> [SHORT EXERCISE]:
Copy each line of the records below without any change.

> [SUPPLIED INFORMATION]:

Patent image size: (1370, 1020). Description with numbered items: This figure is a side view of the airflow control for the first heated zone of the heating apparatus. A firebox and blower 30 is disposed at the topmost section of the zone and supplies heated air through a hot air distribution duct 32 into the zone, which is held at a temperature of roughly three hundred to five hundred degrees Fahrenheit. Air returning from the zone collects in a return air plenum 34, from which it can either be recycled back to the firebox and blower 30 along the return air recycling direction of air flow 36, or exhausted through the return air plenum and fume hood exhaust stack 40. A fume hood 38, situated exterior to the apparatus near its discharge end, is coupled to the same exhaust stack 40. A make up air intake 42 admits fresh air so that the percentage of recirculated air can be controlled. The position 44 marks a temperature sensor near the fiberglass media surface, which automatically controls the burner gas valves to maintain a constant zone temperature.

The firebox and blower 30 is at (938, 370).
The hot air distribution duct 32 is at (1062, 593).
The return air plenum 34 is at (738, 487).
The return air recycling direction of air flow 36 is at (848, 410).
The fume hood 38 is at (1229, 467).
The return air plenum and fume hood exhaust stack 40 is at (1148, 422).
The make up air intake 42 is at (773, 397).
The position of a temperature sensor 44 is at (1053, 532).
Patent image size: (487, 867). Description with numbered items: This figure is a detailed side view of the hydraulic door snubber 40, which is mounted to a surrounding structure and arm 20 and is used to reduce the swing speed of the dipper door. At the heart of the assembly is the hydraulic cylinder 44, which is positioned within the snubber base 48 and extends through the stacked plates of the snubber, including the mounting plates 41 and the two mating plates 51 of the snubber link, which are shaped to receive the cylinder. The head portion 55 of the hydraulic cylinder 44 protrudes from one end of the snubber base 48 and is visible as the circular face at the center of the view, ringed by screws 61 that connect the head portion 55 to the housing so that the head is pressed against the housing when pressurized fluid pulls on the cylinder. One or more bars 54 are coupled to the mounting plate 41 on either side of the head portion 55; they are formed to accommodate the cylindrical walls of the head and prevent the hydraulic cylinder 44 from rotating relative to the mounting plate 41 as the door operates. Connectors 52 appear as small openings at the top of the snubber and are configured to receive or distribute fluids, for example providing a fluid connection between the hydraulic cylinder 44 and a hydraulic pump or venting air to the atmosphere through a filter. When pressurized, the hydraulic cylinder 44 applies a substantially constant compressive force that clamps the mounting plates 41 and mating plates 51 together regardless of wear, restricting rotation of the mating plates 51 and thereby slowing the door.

> [CORRECT ANSWER]:
Patent image size: (1370, 1020). Description with numbered items: This figure is a side view of the airflow control for the first heated zone of the heating apparatus. A firebox and blower 30 is disposed at the topmost section of the zone and supplies heated air through a hot air distribution duct 32 into the zone, which is held at a temperature of roughly three hundred to five hundred degrees Fahrenheit. Air returning from the zone collects in a return air plenum 34, from which it can either be recycled back to the firebox and blower 30 along the return air recycling direction of air flow 36, or exhausted through the return air plenum and fume hood exhaust stack 40. A fume hood 38, situated exterior to the apparatus near its discharge end, is coupled to the same exhaust stack 40. A make up air intake 42 admits fresh air so that the percentage of recirculated air can be controlled. The position 44 marks a temperature sensor near the fiberglass media surface, which automatically controls the burner gas valves to maintain a constant zone temperature.

The firebox and blower 30 is at (938, 370).
The hot air distribution duct 32 is at (1062, 593).
The return air plenum 34 is at (738, 487).
The return air recycling direction of air flow 36 is at (848, 410).
The fume hood 38 is at (1229, 467).
The return air plenum and fume hood exhaust stack 40 is at (1148, 422).
The make up air intake 42 is at (773, 397).
The position of a temperature sensor 44 is at (1053, 532).
Patent image size: (487, 867). Description with numbered items: This figure is a detailed side view of the hydraulic door snubber 40, which is mounted to a surrounding structure and arm 20 and is used to reduce the swing speed of the dipper door. At the heart of the assembly is the hydraulic cylinder 44, which is positioned within the snubber base 48 and extends through the stacked plates of the snubber, including the mounting plates 41 and the two mating plates 51 of the snubber link, which are shaped to receive the cylinder. The head portion 55 of the hydraulic cylinder 44 protrudes from one end of the snubber base 48 and is visible as the circular face at the center of the view, ringed by screws 61 that connect the head portion 55 to the housing so that the head is pressed against the housing when pressurized fluid pulls on the cylinder. One or more bars 54 are coupled to the mounting plate 41 on either side of the head portion 55; they are formed to accommodate the cylindrical walls of the head and prevent the hydraulic cylinder 44 from rotating relative to the mounting plate 41 as the door operates. Connectors 52 appear as small openings at the top of the snubber and are configured to receive or distribute fluids, for example providing a fluid connection between the hydraulic cylinder 44 and a hydraulic pump or venting air to the atmosphere through a filter. When pressurized, the hydraulic cylinder 44 applies a substantially constant compressive force that clamps the mounting plates 41 and mating plates 51 together regardless of wear, restricting rotation of the mating plates 51 and thereby slowing the door.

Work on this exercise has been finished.